# Start of Given data

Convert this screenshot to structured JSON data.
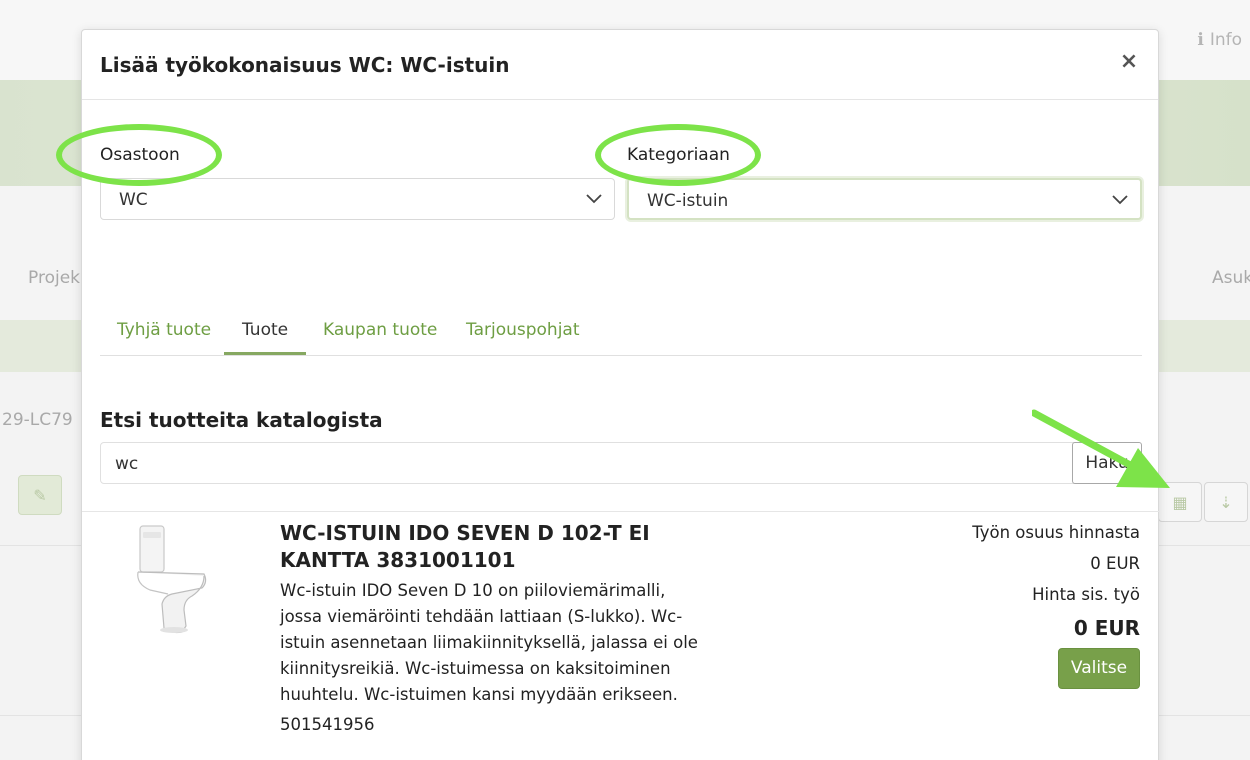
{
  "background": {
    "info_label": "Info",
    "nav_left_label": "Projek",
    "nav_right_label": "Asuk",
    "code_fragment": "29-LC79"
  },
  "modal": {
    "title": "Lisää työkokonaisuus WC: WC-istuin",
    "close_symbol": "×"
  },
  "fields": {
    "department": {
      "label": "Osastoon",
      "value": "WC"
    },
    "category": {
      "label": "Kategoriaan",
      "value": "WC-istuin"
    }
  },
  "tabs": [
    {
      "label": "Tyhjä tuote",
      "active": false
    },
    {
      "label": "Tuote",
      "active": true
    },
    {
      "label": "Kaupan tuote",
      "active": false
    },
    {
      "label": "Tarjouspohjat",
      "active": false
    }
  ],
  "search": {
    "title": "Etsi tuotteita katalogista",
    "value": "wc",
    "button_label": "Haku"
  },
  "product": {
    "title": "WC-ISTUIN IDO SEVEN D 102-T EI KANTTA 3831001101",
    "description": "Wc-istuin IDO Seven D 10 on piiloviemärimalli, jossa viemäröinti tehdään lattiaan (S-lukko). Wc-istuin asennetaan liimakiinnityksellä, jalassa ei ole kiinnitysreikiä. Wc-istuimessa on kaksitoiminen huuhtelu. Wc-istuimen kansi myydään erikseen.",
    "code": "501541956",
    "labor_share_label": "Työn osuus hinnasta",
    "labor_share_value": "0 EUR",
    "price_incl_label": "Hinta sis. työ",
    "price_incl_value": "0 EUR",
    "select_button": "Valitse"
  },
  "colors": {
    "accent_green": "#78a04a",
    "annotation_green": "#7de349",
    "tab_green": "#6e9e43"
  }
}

# End of Given data

Instructions for the task
Repeat the data in full and exactly. Omit pictures.

Response to this task
Convert this screenshot to structured JSON data.
{
  "background": {
    "info_label": "Info",
    "nav_left_label": "Projek",
    "nav_right_label": "Asuk",
    "code_fragment": "29-LC79"
  },
  "modal": {
    "title": "Lisää työkokonaisuus WC: WC-istuin",
    "close_symbol": "×"
  },
  "fields": {
    "department": {
      "label": "Osastoon",
      "value": "WC"
    },
    "category": {
      "label": "Kategoriaan",
      "value": "WC-istuin"
    }
  },
  "tabs": [
    {
      "label": "Tyhjä tuote",
      "active": false
    },
    {
      "label": "Tuote",
      "active": true
    },
    {
      "label": "Kaupan tuote",
      "active": false
    },
    {
      "label": "Tarjouspohjat",
      "active": false
    }
  ],
  "search": {
    "title": "Etsi tuotteita katalogista",
    "value": "wc",
    "button_label": "Haku"
  },
  "product": {
    "title": "WC-ISTUIN IDO SEVEN D 102-T EI KANTTA 3831001101",
    "description": "Wc-istuin IDO Seven D 10 on piiloviemärimalli, jossa viemäröinti tehdään lattiaan (S-lukko). Wc-istuin asennetaan liimakiinnityksellä, jalassa ei ole kiinnitysreikiä. Wc-istuimessa on kaksitoiminen huuhtelu. Wc-istuimen kansi myydään erikseen.",
    "code": "501541956",
    "labor_share_label": "Työn osuus hinnasta",
    "labor_share_value": "0 EUR",
    "price_incl_label": "Hinta sis. työ",
    "price_incl_value": "0 EUR",
    "select_button": "Valitse"
  },
  "colors": {
    "accent_green": "#78a04a",
    "annotation_green": "#7de349",
    "tab_green": "#6e9e43"
  }
}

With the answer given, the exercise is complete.